Start of MATERIAL PROVIDED

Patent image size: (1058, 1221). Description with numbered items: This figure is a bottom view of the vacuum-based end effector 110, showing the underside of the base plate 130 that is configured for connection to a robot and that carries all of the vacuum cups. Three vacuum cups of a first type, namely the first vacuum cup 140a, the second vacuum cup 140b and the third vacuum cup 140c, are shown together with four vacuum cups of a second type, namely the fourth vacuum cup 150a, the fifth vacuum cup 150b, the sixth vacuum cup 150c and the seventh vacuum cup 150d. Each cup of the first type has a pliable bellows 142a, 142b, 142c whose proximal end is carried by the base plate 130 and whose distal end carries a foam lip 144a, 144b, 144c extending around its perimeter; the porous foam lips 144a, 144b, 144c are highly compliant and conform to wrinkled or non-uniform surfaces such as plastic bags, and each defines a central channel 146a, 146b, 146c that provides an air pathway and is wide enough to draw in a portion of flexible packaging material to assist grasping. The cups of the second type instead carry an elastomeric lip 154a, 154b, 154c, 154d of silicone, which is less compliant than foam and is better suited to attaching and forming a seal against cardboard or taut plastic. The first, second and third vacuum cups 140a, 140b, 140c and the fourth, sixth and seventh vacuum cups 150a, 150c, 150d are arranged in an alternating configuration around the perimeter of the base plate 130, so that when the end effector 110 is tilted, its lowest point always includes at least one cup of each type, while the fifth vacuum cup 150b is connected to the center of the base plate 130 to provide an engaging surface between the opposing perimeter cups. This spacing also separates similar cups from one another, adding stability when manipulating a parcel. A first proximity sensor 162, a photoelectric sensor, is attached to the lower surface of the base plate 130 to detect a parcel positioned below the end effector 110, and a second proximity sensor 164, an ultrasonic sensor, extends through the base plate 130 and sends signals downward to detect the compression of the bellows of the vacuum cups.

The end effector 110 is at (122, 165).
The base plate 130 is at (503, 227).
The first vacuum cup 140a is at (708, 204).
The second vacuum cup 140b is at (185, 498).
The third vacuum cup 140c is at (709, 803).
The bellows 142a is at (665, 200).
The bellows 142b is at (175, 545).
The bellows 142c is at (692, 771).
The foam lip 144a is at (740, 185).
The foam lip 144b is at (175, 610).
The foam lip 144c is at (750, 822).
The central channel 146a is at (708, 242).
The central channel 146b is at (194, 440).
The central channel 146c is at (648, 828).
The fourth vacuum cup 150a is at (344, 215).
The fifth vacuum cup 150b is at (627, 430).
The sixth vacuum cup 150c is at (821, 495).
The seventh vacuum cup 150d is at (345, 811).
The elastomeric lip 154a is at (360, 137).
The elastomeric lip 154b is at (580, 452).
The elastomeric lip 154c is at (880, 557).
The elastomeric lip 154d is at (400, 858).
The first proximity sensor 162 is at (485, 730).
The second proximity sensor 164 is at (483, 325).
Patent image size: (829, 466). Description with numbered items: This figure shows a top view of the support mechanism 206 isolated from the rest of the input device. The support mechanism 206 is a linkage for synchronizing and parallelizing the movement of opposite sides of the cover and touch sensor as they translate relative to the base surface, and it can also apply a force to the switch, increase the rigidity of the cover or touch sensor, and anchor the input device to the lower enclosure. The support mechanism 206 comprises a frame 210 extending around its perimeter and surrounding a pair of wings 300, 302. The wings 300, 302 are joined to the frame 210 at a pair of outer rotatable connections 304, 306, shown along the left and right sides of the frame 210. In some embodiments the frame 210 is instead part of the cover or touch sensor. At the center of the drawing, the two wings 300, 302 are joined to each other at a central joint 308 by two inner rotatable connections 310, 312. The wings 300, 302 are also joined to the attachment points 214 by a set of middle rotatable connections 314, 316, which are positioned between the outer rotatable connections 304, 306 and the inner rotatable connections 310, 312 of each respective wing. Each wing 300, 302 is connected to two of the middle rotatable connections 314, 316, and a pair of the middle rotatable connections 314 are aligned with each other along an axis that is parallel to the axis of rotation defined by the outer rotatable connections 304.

End of MATERIAL PROVIDED

» **YOUR TASK**
Pick out every line of the listing above that contains the word "parallelizing".

» **ANSWER TO THIS EXERCISE**
Patent image size: (829, 466). Description with numbered items: This figure shows a top view of the support mechanism 206 isolated from the rest of the input device. The support mechanism 206 is a linkage for synchronizing and parallelizing the movement of opposite sides of the cover and touch sensor as they translate relative to the base surface, and it can also apply a force to the switch, increase the rigidity of the cover or touch sensor, and anchor the input device to the lower enclosure. The support mechanism 206 comprises a frame 210 extending around its perimeter and surrounding a pair of wings 300, 302. The wings 300, 302 are joined to the frame 210 at a pair of outer rotatable connections 304, 306, shown along the left and right sides of the frame 210. In some embodiments the frame 210 is instead part of the cover or touch sensor. At the center of the drawing, the two wings 300, 302 are joined to each other at a central joint 308 by two inner rotatable connections 310, 312. The wings 300, 302 are also joined to the attachment points 214 by a set of middle rotatable connections 314, 316, which are positioned between the outer rotatable connections 304, 306 and the inner rotatable connections 310, 312 of each respective wing. Each wing 300, 302 is connected to two of the middle rotatable connections 314, 316, and a pair of the middle rotatable connections 314 are aligned with each other along an axis that is parallel to the axis of rotation defined by the outer rotatable connections 304.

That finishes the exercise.